# GIVEN INSTRUCTION
Search the material below for the string "label" and list each line that holds it.

# STORED DATA
***
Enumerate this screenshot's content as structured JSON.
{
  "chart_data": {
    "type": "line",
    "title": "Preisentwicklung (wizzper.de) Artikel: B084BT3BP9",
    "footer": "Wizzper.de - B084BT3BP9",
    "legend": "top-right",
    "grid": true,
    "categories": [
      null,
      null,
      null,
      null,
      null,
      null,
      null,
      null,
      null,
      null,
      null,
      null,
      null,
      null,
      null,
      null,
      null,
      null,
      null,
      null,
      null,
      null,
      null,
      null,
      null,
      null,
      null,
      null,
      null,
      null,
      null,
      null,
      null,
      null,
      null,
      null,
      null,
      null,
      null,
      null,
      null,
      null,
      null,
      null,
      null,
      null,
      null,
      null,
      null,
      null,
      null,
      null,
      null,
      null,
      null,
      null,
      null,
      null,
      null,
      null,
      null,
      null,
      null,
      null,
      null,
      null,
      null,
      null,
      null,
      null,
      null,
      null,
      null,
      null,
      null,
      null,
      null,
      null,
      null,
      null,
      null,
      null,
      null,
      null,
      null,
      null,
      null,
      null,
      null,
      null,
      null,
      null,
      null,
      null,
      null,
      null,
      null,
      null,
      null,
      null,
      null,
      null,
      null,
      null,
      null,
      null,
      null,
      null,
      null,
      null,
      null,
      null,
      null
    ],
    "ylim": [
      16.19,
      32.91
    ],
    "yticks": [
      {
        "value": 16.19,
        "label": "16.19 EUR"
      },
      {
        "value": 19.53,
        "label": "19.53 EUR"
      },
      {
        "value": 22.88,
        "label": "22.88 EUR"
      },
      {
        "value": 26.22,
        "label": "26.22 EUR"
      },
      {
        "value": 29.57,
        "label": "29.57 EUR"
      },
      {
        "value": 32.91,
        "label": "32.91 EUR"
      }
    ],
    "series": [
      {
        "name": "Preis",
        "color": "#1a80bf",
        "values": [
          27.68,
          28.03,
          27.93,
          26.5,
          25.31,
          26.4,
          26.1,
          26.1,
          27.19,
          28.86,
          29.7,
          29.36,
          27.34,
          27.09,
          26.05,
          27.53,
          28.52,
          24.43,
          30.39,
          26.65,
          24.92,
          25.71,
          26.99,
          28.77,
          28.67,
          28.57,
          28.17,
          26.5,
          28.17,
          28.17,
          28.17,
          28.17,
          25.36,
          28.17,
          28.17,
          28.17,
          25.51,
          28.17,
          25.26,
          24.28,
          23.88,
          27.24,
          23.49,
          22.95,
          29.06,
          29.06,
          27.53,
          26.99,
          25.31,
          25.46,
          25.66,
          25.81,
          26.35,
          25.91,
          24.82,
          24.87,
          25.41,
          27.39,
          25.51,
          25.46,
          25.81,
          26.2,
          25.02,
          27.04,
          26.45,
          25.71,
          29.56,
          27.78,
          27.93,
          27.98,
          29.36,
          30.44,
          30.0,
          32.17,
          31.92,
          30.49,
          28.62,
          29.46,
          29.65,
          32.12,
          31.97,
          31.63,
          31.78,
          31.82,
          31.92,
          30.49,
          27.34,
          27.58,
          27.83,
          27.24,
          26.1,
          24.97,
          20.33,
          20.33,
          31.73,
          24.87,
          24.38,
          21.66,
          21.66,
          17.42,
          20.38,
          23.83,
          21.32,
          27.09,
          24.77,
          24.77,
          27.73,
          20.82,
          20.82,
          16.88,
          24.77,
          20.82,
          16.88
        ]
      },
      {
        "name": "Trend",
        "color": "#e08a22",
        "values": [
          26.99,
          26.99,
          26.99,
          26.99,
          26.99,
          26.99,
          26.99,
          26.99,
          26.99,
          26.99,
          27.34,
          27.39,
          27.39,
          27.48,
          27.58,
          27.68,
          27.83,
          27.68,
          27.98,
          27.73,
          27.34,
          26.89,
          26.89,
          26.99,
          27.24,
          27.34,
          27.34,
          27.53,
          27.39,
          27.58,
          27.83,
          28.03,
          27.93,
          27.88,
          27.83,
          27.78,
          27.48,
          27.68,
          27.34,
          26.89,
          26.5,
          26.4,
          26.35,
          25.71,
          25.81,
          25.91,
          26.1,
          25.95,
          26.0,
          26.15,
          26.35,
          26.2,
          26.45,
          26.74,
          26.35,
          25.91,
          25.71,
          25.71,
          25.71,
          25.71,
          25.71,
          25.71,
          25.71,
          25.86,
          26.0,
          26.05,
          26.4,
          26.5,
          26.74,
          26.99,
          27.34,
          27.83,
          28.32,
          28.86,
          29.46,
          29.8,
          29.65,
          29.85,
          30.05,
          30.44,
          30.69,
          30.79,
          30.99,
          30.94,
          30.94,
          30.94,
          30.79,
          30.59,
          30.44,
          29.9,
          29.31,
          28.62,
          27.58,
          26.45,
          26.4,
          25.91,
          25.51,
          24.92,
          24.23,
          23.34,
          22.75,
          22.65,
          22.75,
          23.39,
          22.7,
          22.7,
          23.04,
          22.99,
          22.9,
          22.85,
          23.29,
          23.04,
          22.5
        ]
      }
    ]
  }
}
***
# EXERCISE OUTPUT
        "label": "16.19 EUR"
        "label": "19.53 EUR"
        "label": "22.88 EUR"
        "label": "26.22 EUR"
        "label": "29.57 EUR"
        "label": "32.91 EUR"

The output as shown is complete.